═════ Recorded data ═════
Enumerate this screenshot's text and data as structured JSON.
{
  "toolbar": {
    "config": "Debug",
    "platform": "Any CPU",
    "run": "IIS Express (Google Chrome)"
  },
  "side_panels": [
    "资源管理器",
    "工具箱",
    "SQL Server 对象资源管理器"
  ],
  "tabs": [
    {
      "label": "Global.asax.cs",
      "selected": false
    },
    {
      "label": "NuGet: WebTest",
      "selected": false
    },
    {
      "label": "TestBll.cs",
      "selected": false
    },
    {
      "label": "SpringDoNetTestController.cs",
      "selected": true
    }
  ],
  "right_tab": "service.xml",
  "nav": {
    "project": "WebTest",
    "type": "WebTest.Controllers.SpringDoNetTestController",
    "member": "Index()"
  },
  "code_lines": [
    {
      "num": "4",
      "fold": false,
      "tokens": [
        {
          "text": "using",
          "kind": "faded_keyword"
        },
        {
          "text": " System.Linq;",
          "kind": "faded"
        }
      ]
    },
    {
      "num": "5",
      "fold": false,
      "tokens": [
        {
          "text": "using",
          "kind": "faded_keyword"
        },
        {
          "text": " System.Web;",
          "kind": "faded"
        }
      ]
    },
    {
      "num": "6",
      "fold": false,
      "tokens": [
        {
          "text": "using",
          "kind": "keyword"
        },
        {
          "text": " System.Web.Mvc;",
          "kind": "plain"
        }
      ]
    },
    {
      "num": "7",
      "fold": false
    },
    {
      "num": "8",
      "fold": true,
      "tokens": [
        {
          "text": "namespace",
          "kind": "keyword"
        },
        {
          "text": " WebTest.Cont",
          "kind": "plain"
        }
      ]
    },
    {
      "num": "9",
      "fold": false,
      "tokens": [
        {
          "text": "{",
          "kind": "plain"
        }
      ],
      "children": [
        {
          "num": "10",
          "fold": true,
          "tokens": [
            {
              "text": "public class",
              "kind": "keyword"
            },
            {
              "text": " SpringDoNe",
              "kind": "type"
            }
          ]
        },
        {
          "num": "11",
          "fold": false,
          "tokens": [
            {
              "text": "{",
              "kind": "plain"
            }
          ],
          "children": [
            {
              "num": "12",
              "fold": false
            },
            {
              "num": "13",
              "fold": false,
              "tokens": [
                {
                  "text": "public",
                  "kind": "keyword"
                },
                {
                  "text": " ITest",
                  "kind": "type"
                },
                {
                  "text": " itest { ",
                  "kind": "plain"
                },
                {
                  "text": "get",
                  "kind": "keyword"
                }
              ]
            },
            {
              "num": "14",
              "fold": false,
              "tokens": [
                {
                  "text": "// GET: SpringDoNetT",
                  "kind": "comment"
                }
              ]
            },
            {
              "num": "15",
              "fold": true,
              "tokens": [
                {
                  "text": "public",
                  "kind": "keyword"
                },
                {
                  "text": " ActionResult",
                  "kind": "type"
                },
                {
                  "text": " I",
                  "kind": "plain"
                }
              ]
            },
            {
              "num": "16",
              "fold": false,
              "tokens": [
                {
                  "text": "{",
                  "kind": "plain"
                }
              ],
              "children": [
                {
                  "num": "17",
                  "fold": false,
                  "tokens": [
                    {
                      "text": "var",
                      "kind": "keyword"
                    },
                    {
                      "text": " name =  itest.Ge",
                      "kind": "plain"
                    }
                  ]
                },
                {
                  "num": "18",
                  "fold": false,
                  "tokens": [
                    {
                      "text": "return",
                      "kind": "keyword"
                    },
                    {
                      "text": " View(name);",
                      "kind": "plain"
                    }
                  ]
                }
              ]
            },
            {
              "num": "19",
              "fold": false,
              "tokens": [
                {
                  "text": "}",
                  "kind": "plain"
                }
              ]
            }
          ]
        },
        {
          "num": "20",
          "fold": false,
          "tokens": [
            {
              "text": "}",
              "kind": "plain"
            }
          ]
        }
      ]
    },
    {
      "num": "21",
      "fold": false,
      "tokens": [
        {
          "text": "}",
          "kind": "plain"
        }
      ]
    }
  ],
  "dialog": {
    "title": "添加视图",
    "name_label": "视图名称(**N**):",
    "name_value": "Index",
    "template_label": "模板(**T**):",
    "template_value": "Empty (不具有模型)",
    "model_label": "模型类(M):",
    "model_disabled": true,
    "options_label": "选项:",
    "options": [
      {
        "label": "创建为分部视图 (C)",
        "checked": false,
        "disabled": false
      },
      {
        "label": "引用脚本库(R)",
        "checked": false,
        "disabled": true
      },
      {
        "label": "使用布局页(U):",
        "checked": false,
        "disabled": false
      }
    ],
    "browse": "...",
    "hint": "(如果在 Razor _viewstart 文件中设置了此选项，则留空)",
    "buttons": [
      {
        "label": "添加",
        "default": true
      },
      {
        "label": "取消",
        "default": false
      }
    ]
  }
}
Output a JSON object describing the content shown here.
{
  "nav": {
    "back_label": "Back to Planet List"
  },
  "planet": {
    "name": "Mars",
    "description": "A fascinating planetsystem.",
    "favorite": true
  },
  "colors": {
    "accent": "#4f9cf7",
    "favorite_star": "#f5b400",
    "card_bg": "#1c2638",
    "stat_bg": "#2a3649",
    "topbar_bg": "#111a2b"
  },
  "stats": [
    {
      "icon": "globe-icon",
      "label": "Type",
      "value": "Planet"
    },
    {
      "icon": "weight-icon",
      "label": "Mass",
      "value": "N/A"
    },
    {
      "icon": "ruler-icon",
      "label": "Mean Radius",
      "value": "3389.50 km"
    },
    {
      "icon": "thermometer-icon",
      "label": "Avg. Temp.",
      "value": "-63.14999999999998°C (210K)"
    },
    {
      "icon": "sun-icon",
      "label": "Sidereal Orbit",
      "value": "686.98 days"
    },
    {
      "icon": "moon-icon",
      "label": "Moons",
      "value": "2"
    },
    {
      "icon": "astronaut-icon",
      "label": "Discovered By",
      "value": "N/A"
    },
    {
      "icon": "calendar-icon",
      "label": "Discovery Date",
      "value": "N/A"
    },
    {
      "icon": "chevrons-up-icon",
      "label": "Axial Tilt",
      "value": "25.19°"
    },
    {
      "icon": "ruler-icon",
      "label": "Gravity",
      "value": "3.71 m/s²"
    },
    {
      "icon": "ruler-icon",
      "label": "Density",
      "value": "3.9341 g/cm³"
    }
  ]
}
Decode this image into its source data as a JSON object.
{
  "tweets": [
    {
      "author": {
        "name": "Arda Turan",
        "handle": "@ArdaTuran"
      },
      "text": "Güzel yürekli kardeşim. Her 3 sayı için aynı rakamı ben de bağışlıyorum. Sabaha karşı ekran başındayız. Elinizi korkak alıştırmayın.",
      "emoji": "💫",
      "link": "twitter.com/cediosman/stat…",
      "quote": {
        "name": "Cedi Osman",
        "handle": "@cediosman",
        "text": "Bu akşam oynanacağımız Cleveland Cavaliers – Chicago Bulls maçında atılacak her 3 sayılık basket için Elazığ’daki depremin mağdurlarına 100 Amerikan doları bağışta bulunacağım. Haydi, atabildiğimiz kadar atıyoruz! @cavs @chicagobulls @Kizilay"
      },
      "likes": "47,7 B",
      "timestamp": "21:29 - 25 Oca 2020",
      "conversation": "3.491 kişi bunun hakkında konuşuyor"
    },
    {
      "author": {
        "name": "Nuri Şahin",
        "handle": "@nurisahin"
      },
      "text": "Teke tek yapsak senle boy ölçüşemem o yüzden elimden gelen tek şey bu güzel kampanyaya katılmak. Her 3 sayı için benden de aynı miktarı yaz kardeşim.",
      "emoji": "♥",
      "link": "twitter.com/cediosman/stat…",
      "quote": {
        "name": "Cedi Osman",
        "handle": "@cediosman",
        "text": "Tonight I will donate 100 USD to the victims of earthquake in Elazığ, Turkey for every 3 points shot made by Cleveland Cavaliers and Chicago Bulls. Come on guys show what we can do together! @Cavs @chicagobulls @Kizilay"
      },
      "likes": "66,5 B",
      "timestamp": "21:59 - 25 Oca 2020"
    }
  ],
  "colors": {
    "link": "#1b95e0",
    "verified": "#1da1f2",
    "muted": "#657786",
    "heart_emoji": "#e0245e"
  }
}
═════
The exercise:
Each line of the data that includes the word "this" counts once; report the total and nothing more.

Reply to the exercise:
2